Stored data
※

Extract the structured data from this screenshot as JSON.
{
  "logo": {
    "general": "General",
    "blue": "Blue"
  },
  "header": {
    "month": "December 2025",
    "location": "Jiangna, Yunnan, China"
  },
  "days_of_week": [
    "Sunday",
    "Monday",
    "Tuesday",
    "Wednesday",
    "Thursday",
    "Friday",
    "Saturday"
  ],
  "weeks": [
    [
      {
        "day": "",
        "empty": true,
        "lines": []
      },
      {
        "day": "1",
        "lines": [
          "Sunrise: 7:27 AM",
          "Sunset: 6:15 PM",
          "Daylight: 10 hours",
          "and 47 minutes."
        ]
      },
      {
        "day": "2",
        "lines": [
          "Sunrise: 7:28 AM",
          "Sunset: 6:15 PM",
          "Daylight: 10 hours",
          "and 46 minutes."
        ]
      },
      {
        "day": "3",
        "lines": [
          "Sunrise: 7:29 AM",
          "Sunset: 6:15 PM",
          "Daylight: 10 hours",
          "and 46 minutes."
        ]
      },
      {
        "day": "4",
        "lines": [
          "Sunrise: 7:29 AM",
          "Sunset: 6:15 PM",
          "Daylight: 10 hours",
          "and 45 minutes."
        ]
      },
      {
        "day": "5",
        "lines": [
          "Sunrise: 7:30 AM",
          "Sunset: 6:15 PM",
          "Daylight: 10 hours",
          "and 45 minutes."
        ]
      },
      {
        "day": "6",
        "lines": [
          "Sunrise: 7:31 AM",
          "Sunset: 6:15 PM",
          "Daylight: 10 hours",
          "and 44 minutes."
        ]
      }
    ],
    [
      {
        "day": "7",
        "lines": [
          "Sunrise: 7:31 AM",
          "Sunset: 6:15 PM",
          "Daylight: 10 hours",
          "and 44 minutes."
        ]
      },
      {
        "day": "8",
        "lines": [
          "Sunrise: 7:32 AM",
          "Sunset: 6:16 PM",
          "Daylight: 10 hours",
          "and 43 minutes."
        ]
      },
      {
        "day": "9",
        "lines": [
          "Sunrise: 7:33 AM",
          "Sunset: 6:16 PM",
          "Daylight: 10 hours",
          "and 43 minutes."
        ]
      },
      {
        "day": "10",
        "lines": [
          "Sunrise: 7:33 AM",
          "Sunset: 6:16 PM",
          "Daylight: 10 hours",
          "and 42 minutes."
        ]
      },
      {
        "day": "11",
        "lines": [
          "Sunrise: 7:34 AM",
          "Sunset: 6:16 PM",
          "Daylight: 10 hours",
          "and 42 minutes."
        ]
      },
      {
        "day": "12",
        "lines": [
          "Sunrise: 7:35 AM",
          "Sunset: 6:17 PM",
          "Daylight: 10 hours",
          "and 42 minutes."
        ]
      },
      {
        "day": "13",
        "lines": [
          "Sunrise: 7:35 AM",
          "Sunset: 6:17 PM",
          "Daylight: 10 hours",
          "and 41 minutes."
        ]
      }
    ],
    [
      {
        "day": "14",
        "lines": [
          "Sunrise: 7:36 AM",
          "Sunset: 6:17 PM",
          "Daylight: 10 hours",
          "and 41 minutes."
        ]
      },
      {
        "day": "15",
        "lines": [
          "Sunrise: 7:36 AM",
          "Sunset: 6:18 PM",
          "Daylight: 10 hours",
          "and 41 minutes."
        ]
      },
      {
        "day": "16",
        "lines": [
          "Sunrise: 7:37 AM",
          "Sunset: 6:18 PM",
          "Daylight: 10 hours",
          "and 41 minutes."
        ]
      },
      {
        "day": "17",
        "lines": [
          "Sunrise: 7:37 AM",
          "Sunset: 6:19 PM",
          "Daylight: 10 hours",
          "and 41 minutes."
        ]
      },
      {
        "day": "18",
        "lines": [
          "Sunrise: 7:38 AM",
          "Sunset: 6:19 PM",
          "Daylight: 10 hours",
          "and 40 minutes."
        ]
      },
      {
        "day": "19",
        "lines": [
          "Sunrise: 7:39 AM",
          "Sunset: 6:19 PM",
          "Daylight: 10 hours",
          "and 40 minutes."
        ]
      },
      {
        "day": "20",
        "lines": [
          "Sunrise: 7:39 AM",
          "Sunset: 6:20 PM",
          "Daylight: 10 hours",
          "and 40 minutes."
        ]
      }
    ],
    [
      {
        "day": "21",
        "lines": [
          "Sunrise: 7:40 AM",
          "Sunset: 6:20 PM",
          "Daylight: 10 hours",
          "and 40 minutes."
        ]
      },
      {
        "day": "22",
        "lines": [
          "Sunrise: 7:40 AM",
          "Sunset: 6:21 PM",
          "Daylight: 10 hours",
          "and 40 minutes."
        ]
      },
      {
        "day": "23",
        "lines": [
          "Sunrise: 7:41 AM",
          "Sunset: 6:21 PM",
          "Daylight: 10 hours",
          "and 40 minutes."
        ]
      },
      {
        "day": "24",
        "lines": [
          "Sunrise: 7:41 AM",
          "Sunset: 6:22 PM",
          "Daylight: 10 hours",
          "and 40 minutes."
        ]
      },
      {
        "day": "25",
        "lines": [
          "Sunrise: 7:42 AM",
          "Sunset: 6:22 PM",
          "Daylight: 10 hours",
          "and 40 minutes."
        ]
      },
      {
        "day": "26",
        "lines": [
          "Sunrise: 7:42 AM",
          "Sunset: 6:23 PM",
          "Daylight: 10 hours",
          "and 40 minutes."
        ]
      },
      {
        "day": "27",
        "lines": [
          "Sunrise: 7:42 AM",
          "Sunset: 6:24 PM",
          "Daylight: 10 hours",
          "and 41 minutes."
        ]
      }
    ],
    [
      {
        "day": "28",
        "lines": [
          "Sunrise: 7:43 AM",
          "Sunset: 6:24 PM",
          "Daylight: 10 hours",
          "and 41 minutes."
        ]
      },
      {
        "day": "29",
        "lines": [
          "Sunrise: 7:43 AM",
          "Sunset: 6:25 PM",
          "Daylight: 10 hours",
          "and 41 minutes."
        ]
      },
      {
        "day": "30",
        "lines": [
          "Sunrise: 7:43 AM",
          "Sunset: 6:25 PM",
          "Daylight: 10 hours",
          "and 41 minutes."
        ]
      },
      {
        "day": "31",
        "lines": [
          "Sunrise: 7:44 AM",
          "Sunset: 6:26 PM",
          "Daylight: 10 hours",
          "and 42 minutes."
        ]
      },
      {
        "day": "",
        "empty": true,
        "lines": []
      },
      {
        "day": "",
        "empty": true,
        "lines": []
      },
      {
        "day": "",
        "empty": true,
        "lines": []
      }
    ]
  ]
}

※

### Instruction
Recopy the entries above in their entirety, exactly.

### Response below
Extract the structured data from this screenshot as JSON.
{
  "logo": {
    "general": "General",
    "blue": "Blue"
  },
  "header": {
    "month": "December 2025",
    "location": "Jiangna, Yunnan, China"
  },
  "days_of_week": [
    "Sunday",
    "Monday",
    "Tuesday",
    "Wednesday",
    "Thursday",
    "Friday",
    "Saturday"
  ],
  "weeks": [
    [
      {
        "day": "",
        "empty": true,
        "lines": []
      },
      {
        "day": "1",
        "lines": [
          "Sunrise: 7:27 AM",
          "Sunset: 6:15 PM",
          "Daylight: 10 hours",
          "and 47 minutes."
        ]
      },
      {
        "day": "2",
        "lines": [
          "Sunrise: 7:28 AM",
          "Sunset: 6:15 PM",
          "Daylight: 10 hours",
          "and 46 minutes."
        ]
      },
      {
        "day": "3",
        "lines": [
          "Sunrise: 7:29 AM",
          "Sunset: 6:15 PM",
          "Daylight: 10 hours",
          "and 46 minutes."
        ]
      },
      {
        "day": "4",
        "lines": [
          "Sunrise: 7:29 AM",
          "Sunset: 6:15 PM",
          "Daylight: 10 hours",
          "and 45 minutes."
        ]
      },
      {
        "day": "5",
        "lines": [
          "Sunrise: 7:30 AM",
          "Sunset: 6:15 PM",
          "Daylight: 10 hours",
          "and 45 minutes."
        ]
      },
      {
        "day": "6",
        "lines": [
          "Sunrise: 7:31 AM",
          "Sunset: 6:15 PM",
          "Daylight: 10 hours",
          "and 44 minutes."
        ]
      }
    ],
    [
      {
        "day": "7",
        "lines": [
          "Sunrise: 7:31 AM",
          "Sunset: 6:15 PM",
          "Daylight: 10 hours",
          "and 44 minutes."
        ]
      },
      {
        "day": "8",
        "lines": [
          "Sunrise: 7:32 AM",
          "Sunset: 6:16 PM",
          "Daylight: 10 hours",
          "and 43 minutes."
        ]
      },
      {
        "day": "9",
        "lines": [
          "Sunrise: 7:33 AM",
          "Sunset: 6:16 PM",
          "Daylight: 10 hours",
          "and 43 minutes."
        ]
      },
      {
        "day": "10",
        "lines": [
          "Sunrise: 7:33 AM",
          "Sunset: 6:16 PM",
          "Daylight: 10 hours",
          "and 42 minutes."
        ]
      },
      {
        "day": "11",
        "lines": [
          "Sunrise: 7:34 AM",
          "Sunset: 6:16 PM",
          "Daylight: 10 hours",
          "and 42 minutes."
        ]
      },
      {
        "day": "12",
        "lines": [
          "Sunrise: 7:35 AM",
          "Sunset: 6:17 PM",
          "Daylight: 10 hours",
          "and 42 minutes."
        ]
      },
      {
        "day": "13",
        "lines": [
          "Sunrise: 7:35 AM",
          "Sunset: 6:17 PM",
          "Daylight: 10 hours",
          "and 41 minutes."
        ]
      }
    ],
    [
      {
        "day": "14",
        "lines": [
          "Sunrise: 7:36 AM",
          "Sunset: 6:17 PM",
          "Daylight: 10 hours",
          "and 41 minutes."
        ]
      },
      {
        "day": "15",
        "lines": [
          "Sunrise: 7:36 AM",
          "Sunset: 6:18 PM",
          "Daylight: 10 hours",
          "and 41 minutes."
        ]
      },
      {
        "day": "16",
        "lines": [
          "Sunrise: 7:37 AM",
          "Sunset: 6:18 PM",
          "Daylight: 10 hours",
          "and 41 minutes."
        ]
      },
      {
        "day": "17",
        "lines": [
          "Sunrise: 7:37 AM",
          "Sunset: 6:19 PM",
          "Daylight: 10 hours",
          "and 41 minutes."
        ]
      },
      {
        "day": "18",
        "lines": [
          "Sunrise: 7:38 AM",
          "Sunset: 6:19 PM",
          "Daylight: 10 hours",
          "and 40 minutes."
        ]
      },
      {
        "day": "19",
        "lines": [
          "Sunrise: 7:39 AM",
          "Sunset: 6:19 PM",
          "Daylight: 10 hours",
          "and 40 minutes."
        ]
      },
      {
        "day": "20",
        "lines": [
          "Sunrise: 7:39 AM",
          "Sunset: 6:20 PM",
          "Daylight: 10 hours",
          "and 40 minutes."
        ]
      }
    ],
    [
      {
        "day": "21",
        "lines": [
          "Sunrise: 7:40 AM",
          "Sunset: 6:20 PM",
          "Daylight: 10 hours",
          "and 40 minutes."
        ]
      },
      {
        "day": "22",
        "lines": [
          "Sunrise: 7:40 AM",
          "Sunset: 6:21 PM",
          "Daylight: 10 hours",
          "and 40 minutes."
        ]
      },
      {
        "day": "23",
        "lines": [
          "Sunrise: 7:41 AM",
          "Sunset: 6:21 PM",
          "Daylight: 10 hours",
          "and 40 minutes."
        ]
      },
      {
        "day": "24",
        "lines": [
          "Sunrise: 7:41 AM",
          "Sunset: 6:22 PM",
          "Daylight: 10 hours",
          "and 40 minutes."
        ]
      },
      {
        "day": "25",
        "lines": [
          "Sunrise: 7:42 AM",
          "Sunset: 6:22 PM",
          "Daylight: 10 hours",
          "and 40 minutes."
        ]
      },
      {
        "day": "26",
        "lines": [
          "Sunrise: 7:42 AM",
          "Sunset: 6:23 PM",
          "Daylight: 10 hours",
          "and 40 minutes."
        ]
      },
      {
        "day": "27",
        "lines": [
          "Sunrise: 7:42 AM",
          "Sunset: 6:24 PM",
          "Daylight: 10 hours",
          "and 41 minutes."
        ]
      }
    ],
    [
      {
        "day": "28",
        "lines": [
          "Sunrise: 7:43 AM",
          "Sunset: 6:24 PM",
          "Daylight: 10 hours",
          "and 41 minutes."
        ]
      },
      {
        "day": "29",
        "lines": [
          "Sunrise: 7:43 AM",
          "Sunset: 6:25 PM",
          "Daylight: 10 hours",
          "and 41 minutes."
        ]
      },
      {
        "day": "30",
        "lines": [
          "Sunrise: 7:43 AM",
          "Sunset: 6:25 PM",
          "Daylight: 10 hours",
          "and 41 minutes."
        ]
      },
      {
        "day": "31",
        "lines": [
          "Sunrise: 7:44 AM",
          "Sunset: 6:26 PM",
          "Daylight: 10 hours",
          "and 42 minutes."
        ]
      },
      {
        "day": "",
        "empty": true,
        "lines": []
      },
      {
        "day": "",
        "empty": true,
        "lines": []
      },
      {
        "day": "",
        "empty": true,
        "lines": []
      }
    ]
  ]
}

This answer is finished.